> **Brief**
Go through the data below line by line and count those containing the word "name". Reply with the count only.

> **Material for the task**

::::

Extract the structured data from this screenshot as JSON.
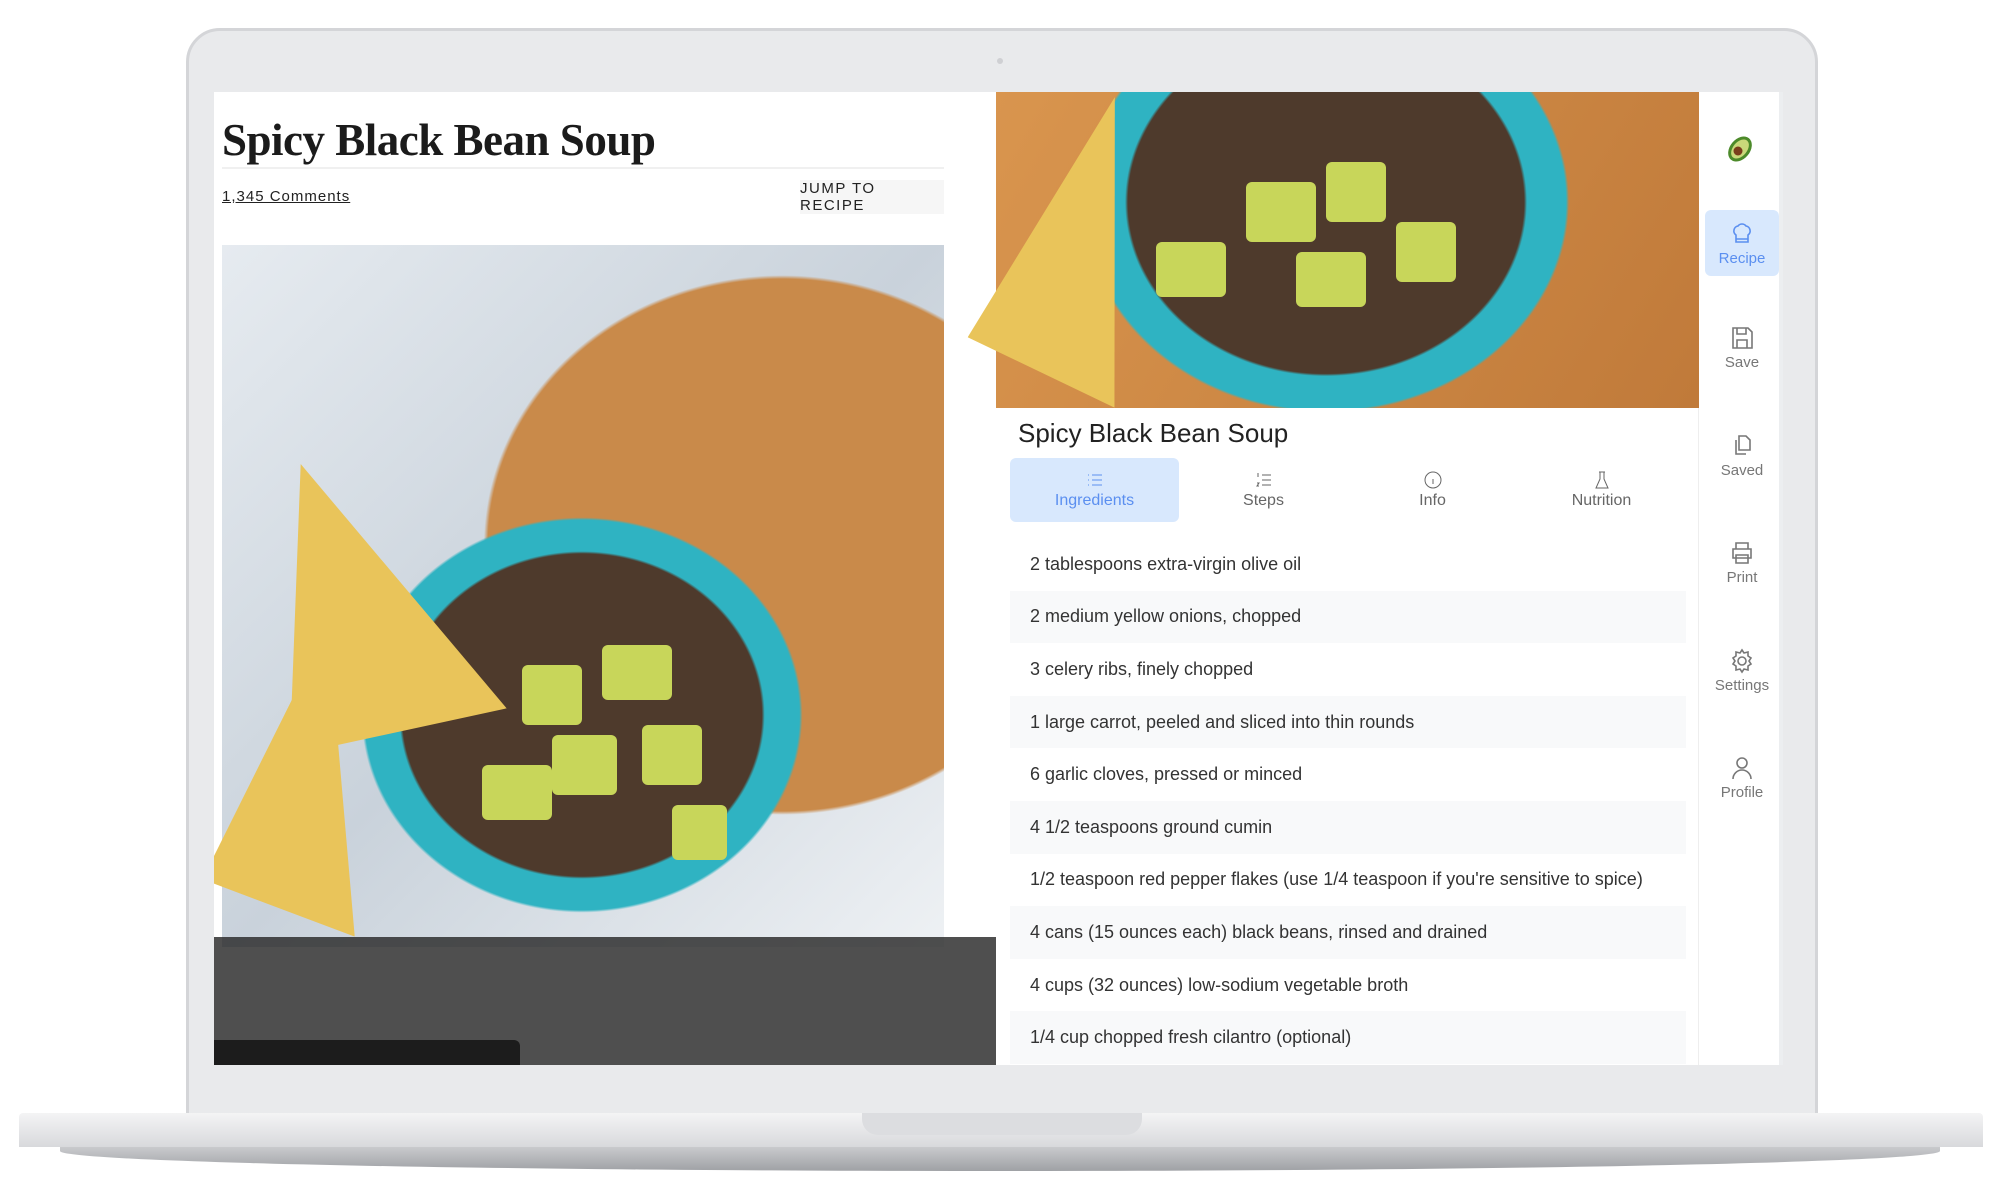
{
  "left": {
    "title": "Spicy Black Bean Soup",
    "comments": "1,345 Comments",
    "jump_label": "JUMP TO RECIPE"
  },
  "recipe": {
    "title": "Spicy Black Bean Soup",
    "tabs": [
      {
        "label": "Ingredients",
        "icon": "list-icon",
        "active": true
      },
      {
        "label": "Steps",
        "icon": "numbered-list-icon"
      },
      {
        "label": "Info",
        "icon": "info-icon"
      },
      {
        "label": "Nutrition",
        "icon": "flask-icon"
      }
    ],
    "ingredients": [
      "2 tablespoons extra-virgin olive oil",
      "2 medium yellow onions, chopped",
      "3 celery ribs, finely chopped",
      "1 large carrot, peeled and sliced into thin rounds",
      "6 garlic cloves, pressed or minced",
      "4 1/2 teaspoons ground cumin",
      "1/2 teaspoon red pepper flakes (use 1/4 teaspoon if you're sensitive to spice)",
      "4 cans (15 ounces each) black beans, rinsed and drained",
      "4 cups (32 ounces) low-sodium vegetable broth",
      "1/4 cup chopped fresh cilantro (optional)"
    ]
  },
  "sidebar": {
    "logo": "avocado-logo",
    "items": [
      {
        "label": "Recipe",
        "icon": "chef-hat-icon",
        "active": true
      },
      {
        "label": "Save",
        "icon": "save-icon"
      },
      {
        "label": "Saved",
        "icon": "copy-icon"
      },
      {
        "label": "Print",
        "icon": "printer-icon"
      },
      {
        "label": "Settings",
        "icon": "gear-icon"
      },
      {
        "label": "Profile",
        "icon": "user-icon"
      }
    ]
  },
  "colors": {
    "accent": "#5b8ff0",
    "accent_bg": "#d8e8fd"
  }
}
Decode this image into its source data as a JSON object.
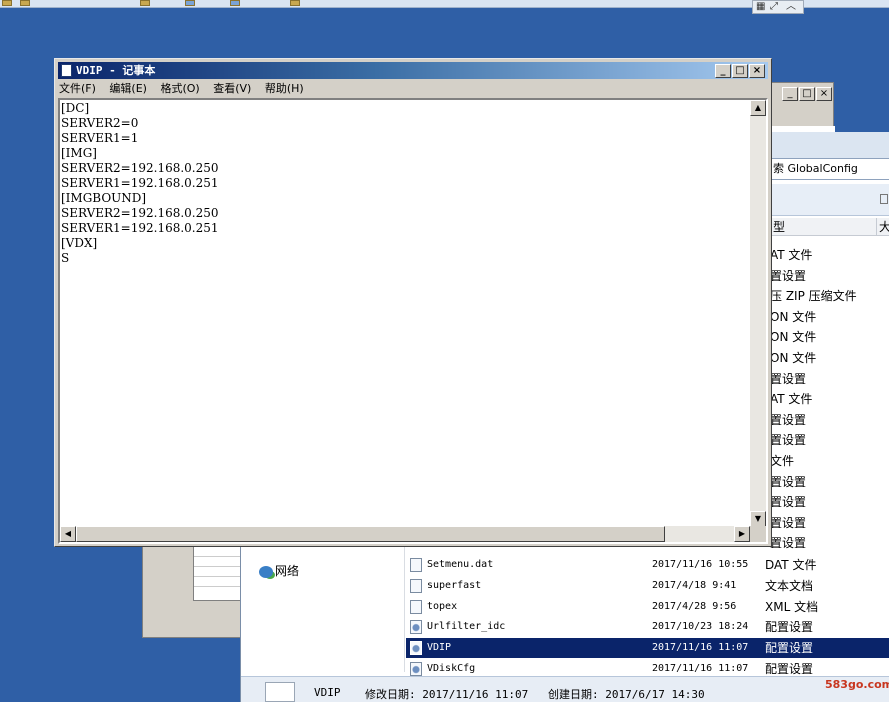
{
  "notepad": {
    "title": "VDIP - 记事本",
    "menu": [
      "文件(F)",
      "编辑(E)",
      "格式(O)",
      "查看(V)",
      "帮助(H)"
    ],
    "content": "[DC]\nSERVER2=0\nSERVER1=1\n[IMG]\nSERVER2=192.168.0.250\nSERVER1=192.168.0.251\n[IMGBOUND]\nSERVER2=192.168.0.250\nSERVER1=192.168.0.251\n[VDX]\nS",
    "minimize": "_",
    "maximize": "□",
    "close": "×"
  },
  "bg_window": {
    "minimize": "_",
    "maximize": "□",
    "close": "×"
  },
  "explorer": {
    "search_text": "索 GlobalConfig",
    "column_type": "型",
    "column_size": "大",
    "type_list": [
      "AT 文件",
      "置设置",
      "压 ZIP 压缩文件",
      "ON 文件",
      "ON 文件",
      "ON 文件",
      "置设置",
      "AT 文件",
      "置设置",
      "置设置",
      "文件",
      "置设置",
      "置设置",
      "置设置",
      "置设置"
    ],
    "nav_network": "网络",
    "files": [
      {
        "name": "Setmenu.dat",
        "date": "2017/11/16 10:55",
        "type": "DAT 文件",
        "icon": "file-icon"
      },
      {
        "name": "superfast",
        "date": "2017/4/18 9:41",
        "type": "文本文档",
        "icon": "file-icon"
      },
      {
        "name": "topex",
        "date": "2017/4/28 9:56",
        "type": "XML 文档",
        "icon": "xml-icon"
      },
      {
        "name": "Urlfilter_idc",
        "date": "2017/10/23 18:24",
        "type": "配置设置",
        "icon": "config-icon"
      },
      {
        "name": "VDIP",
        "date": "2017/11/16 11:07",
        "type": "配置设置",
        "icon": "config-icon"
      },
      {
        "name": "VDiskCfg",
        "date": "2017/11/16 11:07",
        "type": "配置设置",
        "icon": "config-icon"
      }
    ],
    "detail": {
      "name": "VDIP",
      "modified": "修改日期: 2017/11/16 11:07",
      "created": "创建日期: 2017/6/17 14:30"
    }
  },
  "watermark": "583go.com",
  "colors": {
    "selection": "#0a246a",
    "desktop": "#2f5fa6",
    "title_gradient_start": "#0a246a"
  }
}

::::

> **Solution for this problem**
7